(Required task):
Write out the full set of records exactly. Any pictures in them do not belong in the copy.

(Source records):
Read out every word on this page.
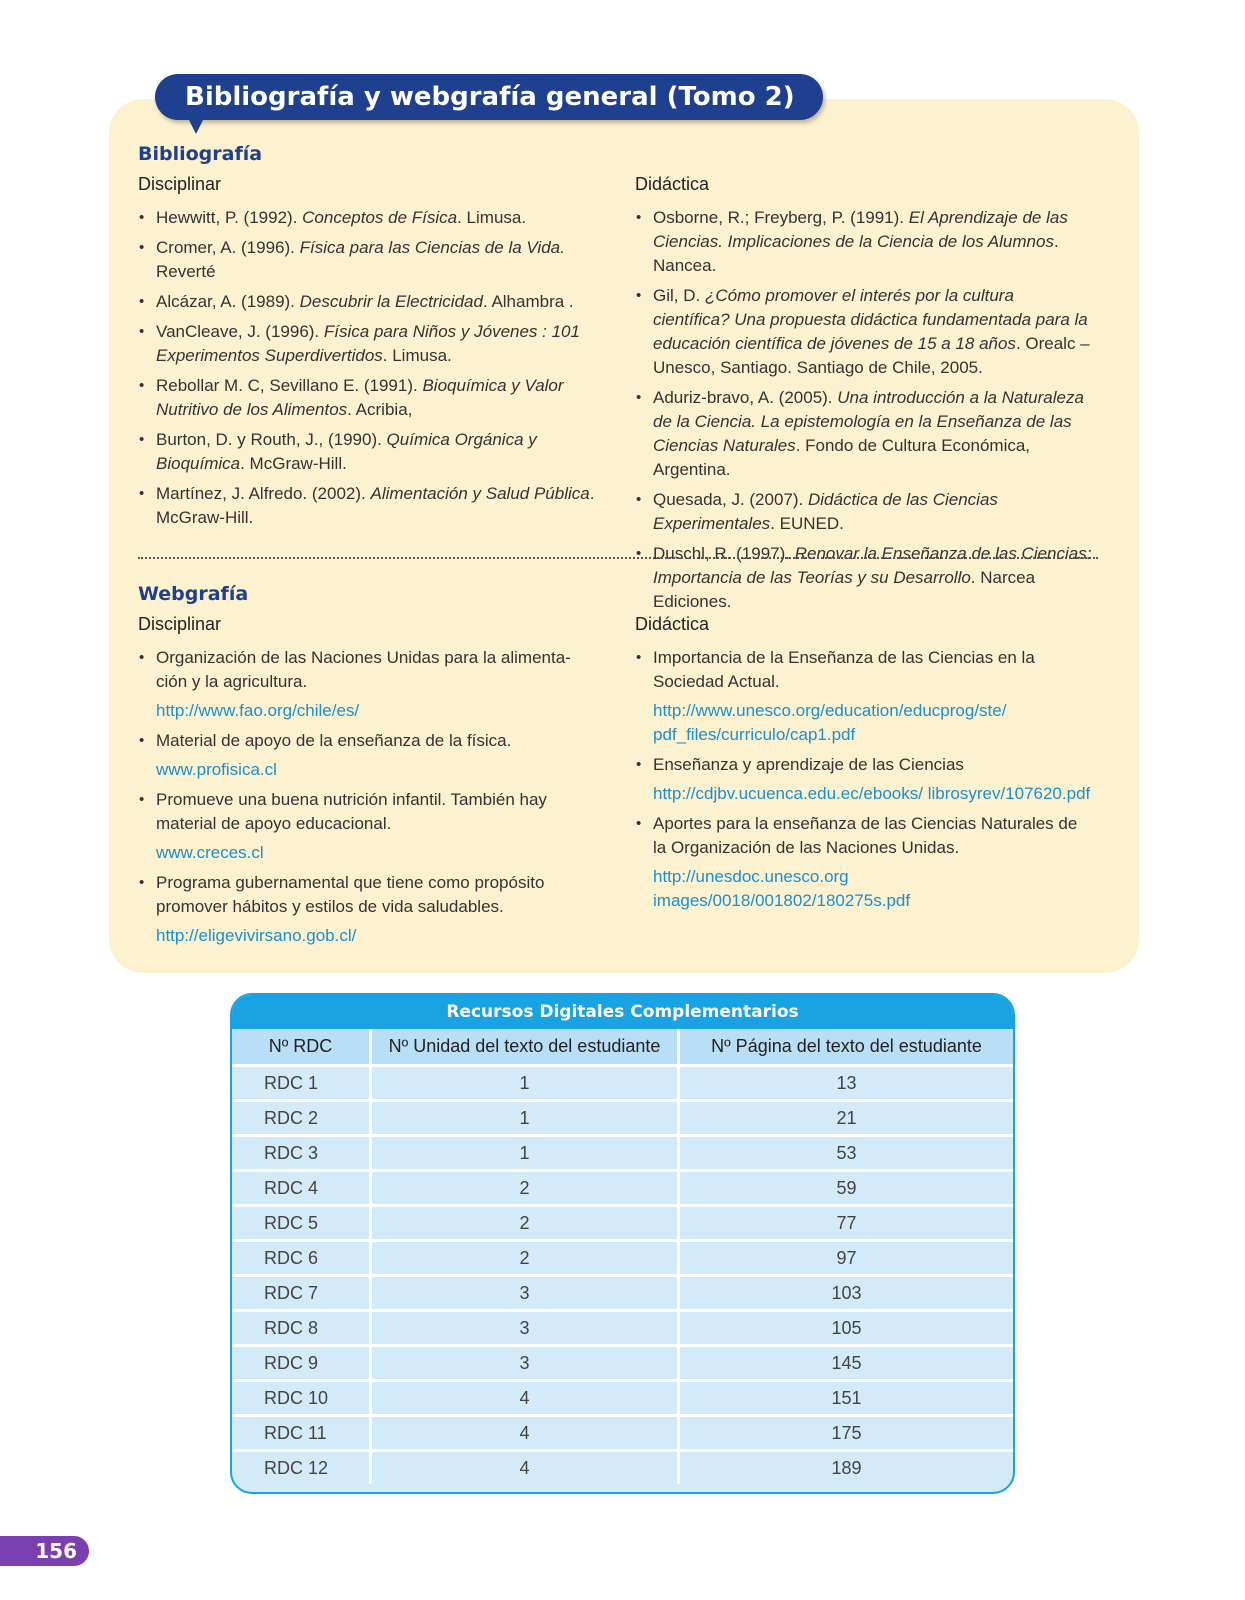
Bibliografía y webgrafía general (Tomo 2)
Bibliografía
Disciplinar
• Hewwitt, P. (1992). Conceptos de Física. Limusa.
• Cromer, A. (1996). Física para las Ciencias de la Vida. Reverté
• Alcázar, A. (1989). Descubrir la Electricidad. Alhambra .
• VanCleave, J. (1996). Física para Niños y Jóvenes : 101 Experimentos Superdivertidos. Limusa.
• Rebollar M. C, Sevillano E. (1991). Bioquímica y Valor Nutritivo de los Alimentos. Acribia,
• Burton, D. y Routh, J., (1990). Química Orgánica y Bioquímica. McGraw-Hill.
• Martínez, J. Alfredo. (2002). Alimentación y Salud Pública. McGraw-Hill.
Didáctica
• Osborne, R.; Freyberg, P. (1991). El Aprendizaje de las Ciencias. Implicaciones de la Ciencia de los Alumnos. Nancea.
• Gil, D. ¿Cómo promover el interés por la cultura científica? Una propuesta didáctica fundamentada para la educación científica de jóvenes de 15 a 18 años. Orealc – Unesco, Santiago. Santiago de Chile, 2005.
• Aduriz-bravo, A. (2005). Una introducción a la Naturaleza de la Ciencia. La epistemología en la Enseñanza de las Ciencias Naturales. Fondo de Cultura Económica, Argentina.
• Quesada, J. (2007). Didáctica de las Ciencias Experimentales. EUNED.
• Duschl, R. (1997). Renovar la Enseñanza de las Ciencias: Importancia de las Teorías y su Desarrollo. Narcea Ediciones.
Webgrafía
Disciplinar
• Organización de las Naciones Unidas para la alimenta-ción y la agricultura.
http://www.fao.org/chile/es/
• Material de apoyo de la enseñanza de la física.
www.profisica.cl
• Promueve una buena nutrición infantil. También hay material de apoyo educacional.
www.creces.cl
• Programa gubernamental que tiene como propósito promover hábitos y estilos de vida saludables.
http://eligevivirsano.gob.cl/
Didáctica
• Importancia de la Enseñanza de las Ciencias en la Sociedad Actual.
http://www.unesco.org/education/educprog/ste/ pdf_files/curriculo/cap1.pdf
• Enseñanza y aprendizaje de las Ciencias
http://cdjbv.ucuenca.edu.ec/ebooks/ librosyrev/107620.pdf
• Aportes para la enseñanza de las Ciencias Naturales de la Organización de las Naciones Unidas.
http://unesdoc.unesco.org images/0018/001802/180275s.pdf
Recursos Digitales Complementarios		
Nº RDC	Nº Unidad del texto del estudiante	Nº Página del texto del estudiante
RDC 1	1	13
RDC 2	1	21
RDC 3	1	53
RDC 4	2	59
RDC 5	2	77
RDC 6	2	97
RDC 7	3	103
RDC 8	3	105
RDC 9	3	145
RDC 10	4	151
RDC 11	4	175
RDC 12	4	189
156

(The reply):
Read out every word on this page.
Bibliografía y webgrafía general (Tomo 2)
Bibliografía
Disciplinar
• Hewwitt, P. (1992). Conceptos de Física. Limusa.
• Cromer, A. (1996). Física para las Ciencias de la Vida. Reverté
• Alcázar, A. (1989). Descubrir la Electricidad. Alhambra .
• VanCleave, J. (1996). Física para Niños y Jóvenes : 101 Experimentos Superdivertidos. Limusa.
• Rebollar M. C, Sevillano E. (1991). Bioquímica y Valor Nutritivo de los Alimentos. Acribia,
• Burton, D. y Routh, J., (1990). Química Orgánica y Bioquímica. McGraw-Hill.
• Martínez, J. Alfredo. (2002). Alimentación y Salud Pública. McGraw-Hill.
Didáctica
• Osborne, R.; Freyberg, P. (1991). El Aprendizaje de las Ciencias. Implicaciones de la Ciencia de los Alumnos. Nancea.
• Gil, D. ¿Cómo promover el interés por la cultura científica? Una propuesta didáctica fundamentada para la educación científica de jóvenes de 15 a 18 años. Orealc – Unesco, Santiago. Santiago de Chile, 2005.
• Aduriz-bravo, A. (2005). Una introducción a la Naturaleza de la Ciencia. La epistemología en la Enseñanza de las Ciencias Naturales. Fondo de Cultura Económica, Argentina.
• Quesada, J. (2007). Didáctica de las Ciencias Experimentales. EUNED.
• Duschl, R. (1997). Renovar la Enseñanza de las Ciencias: Importancia de las Teorías y su Desarrollo. Narcea Ediciones.
Webgrafía
Disciplinar
• Organización de las Naciones Unidas para la alimenta-ción y la agricultura.
http://www.fao.org/chile/es/
• Material de apoyo de la enseñanza de la física.
www.profisica.cl
• Promueve una buena nutrición infantil. También hay material de apoyo educacional.
www.creces.cl
• Programa gubernamental que tiene como propósito promover hábitos y estilos de vida saludables.
http://eligevivirsano.gob.cl/
Didáctica
• Importancia de la Enseñanza de las Ciencias en la Sociedad Actual.
http://www.unesco.org/education/educprog/ste/ pdf_files/curriculo/cap1.pdf
• Enseñanza y aprendizaje de las Ciencias
http://cdjbv.ucuenca.edu.ec/ebooks/ librosyrev/107620.pdf
• Aportes para la enseñanza de las Ciencias Naturales de la Organización de las Naciones Unidas.
http://unesdoc.unesco.org images/0018/001802/180275s.pdf
Recursos Digitales Complementarios		
Nº RDC	Nº Unidad del texto del estudiante	Nº Página del texto del estudiante
RDC 1	1	13
RDC 2	1	21
RDC 3	1	53
RDC 4	2	59
RDC 5	2	77
RDC 6	2	97
RDC 7	3	103
RDC 8	3	105
RDC 9	3	145
RDC 10	4	151
RDC 11	4	175
RDC 12	4	189
156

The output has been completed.